§ **Task requirements**: Quote everything from the start of the entries down to the line containing "bleed-through-page-number: 5 [869, 1190, 880, 1210]", including that line.

▼

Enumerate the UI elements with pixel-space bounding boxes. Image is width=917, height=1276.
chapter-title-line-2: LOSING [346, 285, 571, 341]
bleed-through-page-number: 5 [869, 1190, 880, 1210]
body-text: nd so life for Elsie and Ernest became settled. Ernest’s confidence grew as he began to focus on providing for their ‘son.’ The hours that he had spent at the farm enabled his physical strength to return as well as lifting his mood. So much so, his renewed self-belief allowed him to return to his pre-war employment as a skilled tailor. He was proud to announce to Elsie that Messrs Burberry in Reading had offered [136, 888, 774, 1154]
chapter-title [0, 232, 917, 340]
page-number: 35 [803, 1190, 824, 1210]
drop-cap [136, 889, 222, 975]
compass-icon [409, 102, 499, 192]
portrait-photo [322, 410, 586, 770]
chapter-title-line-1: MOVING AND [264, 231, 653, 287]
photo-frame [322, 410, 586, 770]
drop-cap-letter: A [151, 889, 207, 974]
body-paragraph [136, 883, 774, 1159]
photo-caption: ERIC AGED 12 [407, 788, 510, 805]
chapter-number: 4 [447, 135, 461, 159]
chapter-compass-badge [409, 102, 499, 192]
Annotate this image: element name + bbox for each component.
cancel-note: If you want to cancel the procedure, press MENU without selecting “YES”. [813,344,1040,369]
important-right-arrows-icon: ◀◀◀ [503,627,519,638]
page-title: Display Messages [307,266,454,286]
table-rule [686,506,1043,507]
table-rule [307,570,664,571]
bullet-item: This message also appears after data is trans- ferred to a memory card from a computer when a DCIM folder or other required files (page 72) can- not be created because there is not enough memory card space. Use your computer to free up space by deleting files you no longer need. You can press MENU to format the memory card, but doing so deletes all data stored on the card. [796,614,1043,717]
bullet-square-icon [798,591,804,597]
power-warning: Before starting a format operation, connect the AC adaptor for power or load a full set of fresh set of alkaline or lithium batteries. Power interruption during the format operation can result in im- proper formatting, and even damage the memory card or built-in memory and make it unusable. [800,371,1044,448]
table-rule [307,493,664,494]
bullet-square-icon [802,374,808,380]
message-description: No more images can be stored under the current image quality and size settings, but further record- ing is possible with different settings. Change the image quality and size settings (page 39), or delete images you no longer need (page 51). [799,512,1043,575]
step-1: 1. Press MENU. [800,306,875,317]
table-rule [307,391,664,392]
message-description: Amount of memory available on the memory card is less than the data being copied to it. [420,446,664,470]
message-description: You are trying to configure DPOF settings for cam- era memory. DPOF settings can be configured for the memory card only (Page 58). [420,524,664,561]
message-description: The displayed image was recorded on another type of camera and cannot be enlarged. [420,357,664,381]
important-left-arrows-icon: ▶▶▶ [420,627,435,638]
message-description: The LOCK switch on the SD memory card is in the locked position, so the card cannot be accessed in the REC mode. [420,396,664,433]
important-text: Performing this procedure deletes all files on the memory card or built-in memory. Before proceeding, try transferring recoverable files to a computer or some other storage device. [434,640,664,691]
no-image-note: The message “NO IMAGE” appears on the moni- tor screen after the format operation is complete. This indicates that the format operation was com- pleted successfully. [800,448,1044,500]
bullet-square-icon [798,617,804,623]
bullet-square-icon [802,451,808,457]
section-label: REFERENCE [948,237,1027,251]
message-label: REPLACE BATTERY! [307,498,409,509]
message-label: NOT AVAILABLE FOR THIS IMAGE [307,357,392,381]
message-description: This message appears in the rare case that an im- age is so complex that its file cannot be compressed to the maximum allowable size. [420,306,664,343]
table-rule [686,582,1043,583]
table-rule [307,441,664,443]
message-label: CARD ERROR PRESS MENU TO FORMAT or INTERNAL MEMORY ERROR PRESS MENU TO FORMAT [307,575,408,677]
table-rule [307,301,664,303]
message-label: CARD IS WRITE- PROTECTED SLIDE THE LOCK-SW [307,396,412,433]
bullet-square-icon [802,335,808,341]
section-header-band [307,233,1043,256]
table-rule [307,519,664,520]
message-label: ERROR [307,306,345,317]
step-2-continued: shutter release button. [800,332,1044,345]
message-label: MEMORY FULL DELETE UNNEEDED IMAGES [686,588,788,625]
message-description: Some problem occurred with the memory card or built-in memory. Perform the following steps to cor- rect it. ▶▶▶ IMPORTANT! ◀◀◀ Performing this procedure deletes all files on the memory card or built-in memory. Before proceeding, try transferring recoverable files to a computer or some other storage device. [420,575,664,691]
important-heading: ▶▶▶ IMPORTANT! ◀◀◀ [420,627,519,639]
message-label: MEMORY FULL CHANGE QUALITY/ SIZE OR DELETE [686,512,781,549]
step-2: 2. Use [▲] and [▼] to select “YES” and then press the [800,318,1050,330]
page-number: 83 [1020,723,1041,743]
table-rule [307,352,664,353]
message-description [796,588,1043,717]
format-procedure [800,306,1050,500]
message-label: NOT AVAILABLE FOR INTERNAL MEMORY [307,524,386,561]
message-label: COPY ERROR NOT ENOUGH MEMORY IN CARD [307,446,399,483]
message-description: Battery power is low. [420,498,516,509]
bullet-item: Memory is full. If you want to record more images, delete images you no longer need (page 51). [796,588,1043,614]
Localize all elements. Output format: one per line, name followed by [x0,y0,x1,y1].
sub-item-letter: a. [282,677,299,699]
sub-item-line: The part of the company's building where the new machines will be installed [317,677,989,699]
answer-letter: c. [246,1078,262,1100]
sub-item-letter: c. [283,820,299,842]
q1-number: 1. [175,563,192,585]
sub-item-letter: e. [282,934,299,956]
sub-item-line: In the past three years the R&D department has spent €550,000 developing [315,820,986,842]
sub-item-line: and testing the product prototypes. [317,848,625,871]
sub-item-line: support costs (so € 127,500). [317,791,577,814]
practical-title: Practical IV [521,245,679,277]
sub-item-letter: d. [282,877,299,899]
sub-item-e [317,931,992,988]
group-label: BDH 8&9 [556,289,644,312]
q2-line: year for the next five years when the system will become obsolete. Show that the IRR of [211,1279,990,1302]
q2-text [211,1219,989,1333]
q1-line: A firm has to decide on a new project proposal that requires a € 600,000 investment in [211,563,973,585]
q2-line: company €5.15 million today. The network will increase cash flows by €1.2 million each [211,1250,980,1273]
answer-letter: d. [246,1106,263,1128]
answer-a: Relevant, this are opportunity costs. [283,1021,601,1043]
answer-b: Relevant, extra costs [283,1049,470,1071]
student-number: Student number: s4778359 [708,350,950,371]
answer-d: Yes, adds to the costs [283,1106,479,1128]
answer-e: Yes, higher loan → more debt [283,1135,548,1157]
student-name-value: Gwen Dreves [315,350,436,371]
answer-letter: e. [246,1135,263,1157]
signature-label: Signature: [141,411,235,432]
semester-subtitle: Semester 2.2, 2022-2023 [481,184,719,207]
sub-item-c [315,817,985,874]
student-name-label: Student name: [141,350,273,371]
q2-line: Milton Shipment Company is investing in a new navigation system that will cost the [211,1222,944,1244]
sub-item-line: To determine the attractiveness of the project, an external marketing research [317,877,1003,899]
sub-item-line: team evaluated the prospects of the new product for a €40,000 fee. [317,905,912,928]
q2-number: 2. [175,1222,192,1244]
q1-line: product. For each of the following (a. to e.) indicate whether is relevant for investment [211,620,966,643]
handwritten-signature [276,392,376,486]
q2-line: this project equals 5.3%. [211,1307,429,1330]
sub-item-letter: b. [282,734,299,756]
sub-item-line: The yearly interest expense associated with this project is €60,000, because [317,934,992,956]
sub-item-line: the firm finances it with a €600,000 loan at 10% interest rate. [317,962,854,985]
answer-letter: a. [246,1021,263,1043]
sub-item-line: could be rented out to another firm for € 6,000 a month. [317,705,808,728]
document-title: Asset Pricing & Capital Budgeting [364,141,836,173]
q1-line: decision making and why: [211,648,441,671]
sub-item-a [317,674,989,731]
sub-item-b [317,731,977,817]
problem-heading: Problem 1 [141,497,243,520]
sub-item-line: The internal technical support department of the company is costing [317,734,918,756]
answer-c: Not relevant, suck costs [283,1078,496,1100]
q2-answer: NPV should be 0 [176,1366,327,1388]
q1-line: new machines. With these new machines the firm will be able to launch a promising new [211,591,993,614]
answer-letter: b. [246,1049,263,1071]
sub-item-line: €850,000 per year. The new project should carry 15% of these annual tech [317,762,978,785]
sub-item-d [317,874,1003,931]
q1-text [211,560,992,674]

▲

§ **Output for this exercise**:
Enumerate the UI elements with pixel-space bounding boxes. Image is width=917, height=1276.
chapter-title-line-2: LOSING [346, 285, 571, 341]
bleed-through-page-number: 5 [869, 1190, 880, 1210]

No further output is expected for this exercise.